From the listing that follows, extract every line and set it down unaltered.

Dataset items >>
[start]
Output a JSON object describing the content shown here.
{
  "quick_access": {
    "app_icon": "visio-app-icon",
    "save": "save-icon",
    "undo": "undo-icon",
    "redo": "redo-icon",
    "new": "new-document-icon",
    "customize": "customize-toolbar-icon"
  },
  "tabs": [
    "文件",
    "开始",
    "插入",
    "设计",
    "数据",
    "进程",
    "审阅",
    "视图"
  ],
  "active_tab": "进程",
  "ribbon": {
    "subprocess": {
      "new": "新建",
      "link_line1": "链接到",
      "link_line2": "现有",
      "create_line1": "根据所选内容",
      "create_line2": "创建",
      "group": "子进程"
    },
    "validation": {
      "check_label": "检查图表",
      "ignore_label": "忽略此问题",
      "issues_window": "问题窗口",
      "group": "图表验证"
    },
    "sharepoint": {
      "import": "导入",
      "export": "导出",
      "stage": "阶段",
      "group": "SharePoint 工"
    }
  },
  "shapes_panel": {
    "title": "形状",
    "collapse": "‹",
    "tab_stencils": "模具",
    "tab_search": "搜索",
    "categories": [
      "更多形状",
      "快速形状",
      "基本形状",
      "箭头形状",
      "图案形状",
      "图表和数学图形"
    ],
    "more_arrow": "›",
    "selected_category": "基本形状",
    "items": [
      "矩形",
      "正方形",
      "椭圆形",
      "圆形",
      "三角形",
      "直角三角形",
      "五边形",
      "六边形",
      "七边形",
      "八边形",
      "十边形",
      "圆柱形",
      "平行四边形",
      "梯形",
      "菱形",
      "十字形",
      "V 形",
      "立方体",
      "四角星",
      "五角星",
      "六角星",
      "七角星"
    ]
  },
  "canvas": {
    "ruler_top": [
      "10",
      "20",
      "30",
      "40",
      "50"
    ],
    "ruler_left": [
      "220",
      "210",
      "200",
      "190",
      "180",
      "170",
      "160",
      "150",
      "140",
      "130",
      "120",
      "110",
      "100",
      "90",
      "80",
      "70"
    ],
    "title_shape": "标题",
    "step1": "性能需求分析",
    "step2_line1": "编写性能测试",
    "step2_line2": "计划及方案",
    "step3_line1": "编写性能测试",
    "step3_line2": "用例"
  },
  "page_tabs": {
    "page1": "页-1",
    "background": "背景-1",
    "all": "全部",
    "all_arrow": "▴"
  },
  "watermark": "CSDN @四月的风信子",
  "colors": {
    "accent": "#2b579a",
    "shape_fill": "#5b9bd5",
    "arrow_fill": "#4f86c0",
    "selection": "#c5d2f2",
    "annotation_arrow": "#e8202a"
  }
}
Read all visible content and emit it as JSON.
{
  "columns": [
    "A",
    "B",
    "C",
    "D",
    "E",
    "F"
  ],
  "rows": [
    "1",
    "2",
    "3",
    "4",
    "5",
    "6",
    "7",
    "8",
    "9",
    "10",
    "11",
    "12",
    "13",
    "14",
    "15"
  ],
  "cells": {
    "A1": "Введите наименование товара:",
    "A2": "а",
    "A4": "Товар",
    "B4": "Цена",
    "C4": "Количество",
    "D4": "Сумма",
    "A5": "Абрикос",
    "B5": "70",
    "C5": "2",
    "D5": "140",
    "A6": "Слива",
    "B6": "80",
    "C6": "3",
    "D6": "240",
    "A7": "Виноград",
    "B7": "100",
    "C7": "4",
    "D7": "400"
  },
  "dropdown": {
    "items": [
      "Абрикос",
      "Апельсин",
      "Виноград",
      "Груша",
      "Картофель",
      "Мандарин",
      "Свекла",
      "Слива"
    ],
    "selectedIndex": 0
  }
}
[end]
ANSWER TO THE PROBLEM >>
Output a JSON object describing the content shown here.
{
  "quick_access": {
    "app_icon": "visio-app-icon",
    "save": "save-icon",
    "undo": "undo-icon",
    "redo": "redo-icon",
    "new": "new-document-icon",
    "customize": "customize-toolbar-icon"
  },
  "tabs": [
    "文件",
    "开始",
    "插入",
    "设计",
    "数据",
    "进程",
    "审阅",
    "视图"
  ],
  "active_tab": "进程",
  "ribbon": {
    "subprocess": {
      "new": "新建",
      "link_line1": "链接到",
      "link_line2": "现有",
      "create_line1": "根据所选内容",
      "create_line2": "创建",
      "group": "子进程"
    },
    "validation": {
      "check_label": "检查图表",
      "ignore_label": "忽略此问题",
      "issues_window": "问题窗口",
      "group": "图表验证"
    },
    "sharepoint": {
      "import": "导入",
      "export": "导出",
      "stage": "阶段",
      "group": "SharePoint 工"
    }
  },
  "shapes_panel": {
    "title": "形状",
    "collapse": "‹",
    "tab_stencils": "模具",
    "tab_search": "搜索",
    "categories": [
      "更多形状",
      "快速形状",
      "基本形状",
      "箭头形状",
      "图案形状",
      "图表和数学图形"
    ],
    "more_arrow": "›",
    "selected_category": "基本形状",
    "items": [
      "矩形",
      "正方形",
      "椭圆形",
      "圆形",
      "三角形",
      "直角三角形",
      "五边形",
      "六边形",
      "七边形",
      "八边形",
      "十边形",
      "圆柱形",
      "平行四边形",
      "梯形",
      "菱形",
      "十字形",
      "V 形",
      "立方体",
      "四角星",
      "五角星",
      "六角星",
      "七角星"
    ]
  },
  "canvas": {
    "ruler_top": [
      "10",
      "20",
      "30",
      "40",
      "50"
    ],
    "ruler_left": [
      "220",
      "210",
      "200",
      "190",
      "180",
      "170",
      "160",
      "150",
      "140",
      "130",
      "120",
      "110",
      "100",
      "90",
      "80",
      "70"
    ],
    "title_shape": "标题",
    "step1": "性能需求分析",
    "step2_line1": "编写性能测试",
    "step2_line2": "计划及方案",
    "step3_line1": "编写性能测试",
    "step3_line2": "用例"
  },
  "page_tabs": {
    "page1": "页-1",
    "background": "背景-1",
    "all": "全部",
    "all_arrow": "▴"
  },
  "watermark": "CSDN @四月的风信子",
  "colors": {
    "accent": "#2b579a",
    "shape_fill": "#5b9bd5",
    "arrow_fill": "#4f86c0",
    "selection": "#c5d2f2",
    "annotation_arrow": "#e8202a"
  }
}
Read all visible content and emit it as JSON.
{
  "columns": [
    "A",
    "B",
    "C",
    "D",
    "E",
    "F"
  ],
  "rows": [
    "1",
    "2",
    "3",
    "4",
    "5",
    "6",
    "7",
    "8",
    "9",
    "10",
    "11",
    "12",
    "13",
    "14",
    "15"
  ],
  "cells": {
    "A1": "Введите наименование товара:",
    "A2": "а",
    "A4": "Товар",
    "B4": "Цена",
    "C4": "Количество",
    "D4": "Сумма",
    "A5": "Абрикос",
    "B5": "70",
    "C5": "2",
    "D5": "140",
    "A6": "Слива",
    "B6": "80",
    "C6": "3",
    "D6": "240",
    "A7": "Виноград",
    "B7": "100",
    "C7": "4",
    "D7": "400"
  },
  "dropdown": {
    "items": [
      "Абрикос",
      "Апельсин",
      "Виноград",
      "Груша",
      "Картофель",
      "Мандарин",
      "Свекла",
      "Слива"
    ],
    "selectedIndex": 0
  }
}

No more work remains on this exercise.